-- begin RECORDS FOR THE EXERCISE --

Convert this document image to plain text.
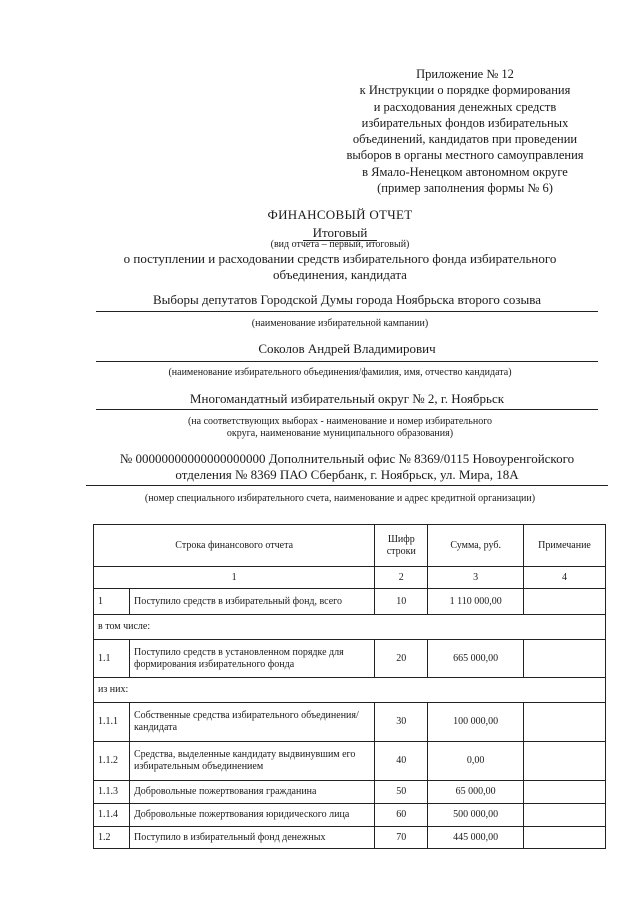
Приложение № 12
к Инструкции о порядке формирования
и расходования денежных средств
избирательных фондов избирательных
объединений, кандидатов при проведении
выборов в органы местного самоуправления
в Ямало-Ненецком автономном округе
(пример заполнения формы № 6)
ФИНАНСОВЫЙ ОТЧЕТ
Итоговый
(вид отчета – первый, итоговый)
о поступлении и расходовании средств избирательного фонда избирательного
объединения, кандидата
Выборы депутатов Городской Думы города Ноябрьска второго созыва
(наименование избирательной кампании)
Соколов Андрей Владимирович
(наименование избирательного объединения/фамилия, имя, отчество кандидата)
Многомандатный избирательный округ № 2, г. Ноябрьск
(на соответствующих выборах - наименование и номер избирательного
округа, наименование муниципального образования)
№ 00000000000000000000 Дополнительный офис № 8369/0115 Новоуренгойского
отделения № 8369 ПАО Сбербанк, г. Ноябрьск, ул. Мира, 18А
(номер специального избирательного счета, наименование и адрес кредитной организации)
Строка финансового отчета		Шифр строки	Сумма, руб.	Примечание
1		2	3	4
1	Поступило средств в избирательный фонд, всего	10	1 110 000,00	
в том числе:				
1.1	Поступило средств в установленном порядке для формирования избирательного фонда	20	665 000,00	
из них:				
1.1.1	Собственные средства избирательного объединения/кандидата	30	100 000,00	
1.1.2	Средства, выделенные кандидату выдвинувшим его избирательным объединением	40	0,00	
1.1.3	Добровольные пожертвования гражданина	50	65 000,00	
1.1.4	Добровольные пожертвования юридического лица	60	500 000,00	
1.2	Поступило в избирательный фонд денежных	70	445 000,00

-- end RECORDS FOR THE EXERCISE --

SHORT EXERCISE: Output every entry exactly as given; pictures are not part of the copy.

REPLY TO THE EXERCISE:
Convert this document image to plain text.
Приложение № 12
к Инструкции о порядке формирования
и расходования денежных средств
избирательных фондов избирательных
объединений, кандидатов при проведении
выборов в органы местного самоуправления
в Ямало-Ненецком автономном округе
(пример заполнения формы № 6)
ФИНАНСОВЫЙ ОТЧЕТ
Итоговый
(вид отчета – первый, итоговый)
о поступлении и расходовании средств избирательного фонда избирательного
объединения, кандидата
Выборы депутатов Городской Думы города Ноябрьска второго созыва
(наименование избирательной кампании)
Соколов Андрей Владимирович
(наименование избирательного объединения/фамилия, имя, отчество кандидата)
Многомандатный избирательный округ № 2, г. Ноябрьск
(на соответствующих выборах - наименование и номер избирательного
округа, наименование муниципального образования)
№ 00000000000000000000 Дополнительный офис № 8369/0115 Новоуренгойского
отделения № 8369 ПАО Сбербанк, г. Ноябрьск, ул. Мира, 18А
(номер специального избирательного счета, наименование и адрес кредитной организации)
Строка финансового отчета		Шифр строки	Сумма, руб.	Примечание
1		2	3	4
1	Поступило средств в избирательный фонд, всего	10	1 110 000,00	
в том числе:				
1.1	Поступило средств в установленном порядке для формирования избирательного фонда	20	665 000,00	
из них:				
1.1.1	Собственные средства избирательного объединения/кандидата	30	100 000,00	
1.1.2	Средства, выделенные кандидату выдвинувшим его избирательным объединением	40	0,00	
1.1.3	Добровольные пожертвования гражданина	50	65 000,00	
1.1.4	Добровольные пожертвования юридического лица	60	500 000,00	
1.2	Поступило в избирательный фонд денежных	70	445 000,00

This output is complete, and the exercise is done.